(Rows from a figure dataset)
⟨

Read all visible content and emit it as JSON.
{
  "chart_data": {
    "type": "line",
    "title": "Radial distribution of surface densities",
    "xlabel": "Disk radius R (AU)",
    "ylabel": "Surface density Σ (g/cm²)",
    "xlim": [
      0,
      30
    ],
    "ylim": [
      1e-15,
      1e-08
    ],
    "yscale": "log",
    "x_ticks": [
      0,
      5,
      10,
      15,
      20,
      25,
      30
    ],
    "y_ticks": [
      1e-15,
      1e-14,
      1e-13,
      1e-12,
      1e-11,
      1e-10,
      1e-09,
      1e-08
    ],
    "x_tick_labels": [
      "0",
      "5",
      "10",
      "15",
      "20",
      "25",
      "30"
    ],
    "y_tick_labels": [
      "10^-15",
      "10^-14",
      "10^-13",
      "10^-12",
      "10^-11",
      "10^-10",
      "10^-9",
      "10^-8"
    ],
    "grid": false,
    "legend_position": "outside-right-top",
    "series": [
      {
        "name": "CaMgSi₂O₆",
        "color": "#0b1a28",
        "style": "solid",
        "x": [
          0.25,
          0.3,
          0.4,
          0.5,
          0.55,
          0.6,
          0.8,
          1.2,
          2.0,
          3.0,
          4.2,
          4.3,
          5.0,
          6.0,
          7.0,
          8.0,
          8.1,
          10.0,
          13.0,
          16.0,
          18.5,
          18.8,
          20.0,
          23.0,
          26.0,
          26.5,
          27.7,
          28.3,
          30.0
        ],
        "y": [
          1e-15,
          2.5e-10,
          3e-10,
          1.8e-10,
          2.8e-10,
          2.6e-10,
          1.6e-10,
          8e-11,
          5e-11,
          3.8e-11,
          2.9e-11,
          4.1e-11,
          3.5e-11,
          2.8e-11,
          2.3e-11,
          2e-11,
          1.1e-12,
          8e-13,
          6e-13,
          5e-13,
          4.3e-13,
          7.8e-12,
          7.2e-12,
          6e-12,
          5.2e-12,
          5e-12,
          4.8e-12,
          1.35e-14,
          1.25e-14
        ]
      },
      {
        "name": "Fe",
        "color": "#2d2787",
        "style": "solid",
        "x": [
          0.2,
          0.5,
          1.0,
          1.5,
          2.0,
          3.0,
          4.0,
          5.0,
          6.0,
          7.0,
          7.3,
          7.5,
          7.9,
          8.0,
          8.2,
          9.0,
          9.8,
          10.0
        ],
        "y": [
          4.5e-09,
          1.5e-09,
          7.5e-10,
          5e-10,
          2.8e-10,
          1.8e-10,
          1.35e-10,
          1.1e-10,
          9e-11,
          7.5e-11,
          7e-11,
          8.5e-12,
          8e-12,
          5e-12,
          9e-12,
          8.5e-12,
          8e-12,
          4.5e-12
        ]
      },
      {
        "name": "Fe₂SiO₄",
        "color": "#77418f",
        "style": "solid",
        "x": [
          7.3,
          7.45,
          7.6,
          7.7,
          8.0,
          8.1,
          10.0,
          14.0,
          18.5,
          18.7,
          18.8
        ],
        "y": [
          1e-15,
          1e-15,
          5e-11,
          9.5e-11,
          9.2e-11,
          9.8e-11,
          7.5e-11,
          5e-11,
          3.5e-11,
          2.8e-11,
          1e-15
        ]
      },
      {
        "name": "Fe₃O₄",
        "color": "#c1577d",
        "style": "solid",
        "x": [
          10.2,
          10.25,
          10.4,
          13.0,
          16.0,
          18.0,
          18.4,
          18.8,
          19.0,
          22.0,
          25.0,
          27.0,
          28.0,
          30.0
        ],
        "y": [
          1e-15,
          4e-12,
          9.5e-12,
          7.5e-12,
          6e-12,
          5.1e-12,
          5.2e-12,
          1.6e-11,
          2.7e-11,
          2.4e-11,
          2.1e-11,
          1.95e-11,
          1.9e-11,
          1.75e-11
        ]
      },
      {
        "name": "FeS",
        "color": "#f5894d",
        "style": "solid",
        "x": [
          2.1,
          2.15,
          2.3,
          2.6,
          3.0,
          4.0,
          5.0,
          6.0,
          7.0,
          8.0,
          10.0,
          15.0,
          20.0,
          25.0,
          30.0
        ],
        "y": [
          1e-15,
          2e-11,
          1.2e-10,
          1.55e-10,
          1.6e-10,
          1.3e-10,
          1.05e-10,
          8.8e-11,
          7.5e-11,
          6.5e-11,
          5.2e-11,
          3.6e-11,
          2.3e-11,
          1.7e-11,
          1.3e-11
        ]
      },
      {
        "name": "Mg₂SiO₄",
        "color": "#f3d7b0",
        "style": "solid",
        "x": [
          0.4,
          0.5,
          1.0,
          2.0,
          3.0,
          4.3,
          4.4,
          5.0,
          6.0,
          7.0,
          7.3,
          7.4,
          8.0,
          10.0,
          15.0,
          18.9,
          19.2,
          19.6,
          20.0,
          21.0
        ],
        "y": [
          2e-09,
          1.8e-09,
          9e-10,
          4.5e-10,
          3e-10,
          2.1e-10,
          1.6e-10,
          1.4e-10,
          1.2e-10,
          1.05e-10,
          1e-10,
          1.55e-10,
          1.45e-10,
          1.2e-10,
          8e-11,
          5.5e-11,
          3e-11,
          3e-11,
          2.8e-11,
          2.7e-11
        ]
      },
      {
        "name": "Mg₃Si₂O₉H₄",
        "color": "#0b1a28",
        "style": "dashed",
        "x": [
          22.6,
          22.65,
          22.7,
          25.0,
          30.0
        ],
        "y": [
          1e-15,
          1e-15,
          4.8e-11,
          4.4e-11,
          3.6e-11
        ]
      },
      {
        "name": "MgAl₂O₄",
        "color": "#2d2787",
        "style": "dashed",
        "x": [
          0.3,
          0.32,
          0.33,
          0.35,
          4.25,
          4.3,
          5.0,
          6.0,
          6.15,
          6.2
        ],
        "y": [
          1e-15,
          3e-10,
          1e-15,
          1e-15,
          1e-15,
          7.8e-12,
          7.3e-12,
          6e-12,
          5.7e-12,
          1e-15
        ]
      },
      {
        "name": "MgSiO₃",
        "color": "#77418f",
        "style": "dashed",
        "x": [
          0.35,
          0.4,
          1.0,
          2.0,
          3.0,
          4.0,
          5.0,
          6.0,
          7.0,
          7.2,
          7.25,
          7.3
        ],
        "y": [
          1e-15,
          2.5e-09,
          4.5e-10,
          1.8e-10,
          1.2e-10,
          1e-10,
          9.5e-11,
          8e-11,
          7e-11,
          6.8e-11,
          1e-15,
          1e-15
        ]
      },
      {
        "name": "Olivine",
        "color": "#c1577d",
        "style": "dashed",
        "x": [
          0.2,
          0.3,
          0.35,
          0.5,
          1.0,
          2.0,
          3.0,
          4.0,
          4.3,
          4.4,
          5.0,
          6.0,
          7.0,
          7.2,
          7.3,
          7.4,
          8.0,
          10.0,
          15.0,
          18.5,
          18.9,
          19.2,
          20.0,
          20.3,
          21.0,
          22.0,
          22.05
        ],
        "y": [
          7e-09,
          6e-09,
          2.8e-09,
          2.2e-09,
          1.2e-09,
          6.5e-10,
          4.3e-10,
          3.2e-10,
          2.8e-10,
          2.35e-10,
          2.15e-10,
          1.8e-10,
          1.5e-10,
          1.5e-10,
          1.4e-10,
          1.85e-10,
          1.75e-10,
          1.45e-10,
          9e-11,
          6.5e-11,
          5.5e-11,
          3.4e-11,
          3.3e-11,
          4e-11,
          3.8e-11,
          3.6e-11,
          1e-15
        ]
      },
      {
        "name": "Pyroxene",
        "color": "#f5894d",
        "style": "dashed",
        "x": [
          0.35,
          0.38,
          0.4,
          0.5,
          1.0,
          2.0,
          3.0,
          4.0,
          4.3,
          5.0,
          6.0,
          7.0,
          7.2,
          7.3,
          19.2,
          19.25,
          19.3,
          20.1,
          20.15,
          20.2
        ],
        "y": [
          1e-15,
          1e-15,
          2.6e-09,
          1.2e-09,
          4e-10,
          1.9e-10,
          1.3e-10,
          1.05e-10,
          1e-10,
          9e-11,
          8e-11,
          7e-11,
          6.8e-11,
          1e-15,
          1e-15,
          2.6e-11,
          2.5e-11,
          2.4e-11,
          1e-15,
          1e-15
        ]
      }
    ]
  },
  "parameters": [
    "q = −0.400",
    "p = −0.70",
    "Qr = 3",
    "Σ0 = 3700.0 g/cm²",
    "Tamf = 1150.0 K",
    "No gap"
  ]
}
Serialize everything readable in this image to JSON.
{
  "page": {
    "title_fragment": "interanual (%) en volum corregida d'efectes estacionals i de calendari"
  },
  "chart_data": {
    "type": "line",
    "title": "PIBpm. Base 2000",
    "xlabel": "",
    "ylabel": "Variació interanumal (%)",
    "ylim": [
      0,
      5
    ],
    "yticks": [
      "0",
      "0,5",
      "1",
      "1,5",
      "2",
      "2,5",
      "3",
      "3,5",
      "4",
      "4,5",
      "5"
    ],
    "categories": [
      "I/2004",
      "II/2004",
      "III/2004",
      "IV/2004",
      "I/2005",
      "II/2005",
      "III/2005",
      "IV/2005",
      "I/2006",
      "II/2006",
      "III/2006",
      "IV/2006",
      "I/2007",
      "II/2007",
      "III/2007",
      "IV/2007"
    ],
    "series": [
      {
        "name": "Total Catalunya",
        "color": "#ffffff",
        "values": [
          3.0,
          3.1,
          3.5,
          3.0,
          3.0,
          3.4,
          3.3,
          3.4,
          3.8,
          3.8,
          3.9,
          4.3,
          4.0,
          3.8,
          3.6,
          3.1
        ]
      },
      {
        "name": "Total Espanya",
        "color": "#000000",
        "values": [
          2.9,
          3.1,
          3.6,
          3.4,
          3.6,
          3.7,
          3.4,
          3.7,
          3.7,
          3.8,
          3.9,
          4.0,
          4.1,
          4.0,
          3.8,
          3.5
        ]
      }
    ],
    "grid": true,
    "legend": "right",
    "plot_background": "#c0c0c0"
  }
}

⟩

▶ **WORK TO COMPLETE**
Find each line in the records holding the string "JSON" and show it.

▶ **EXERCISE RESPONSE**
Read all visible content and emit it as JSON.
Serialize everything readable in this image to JSON.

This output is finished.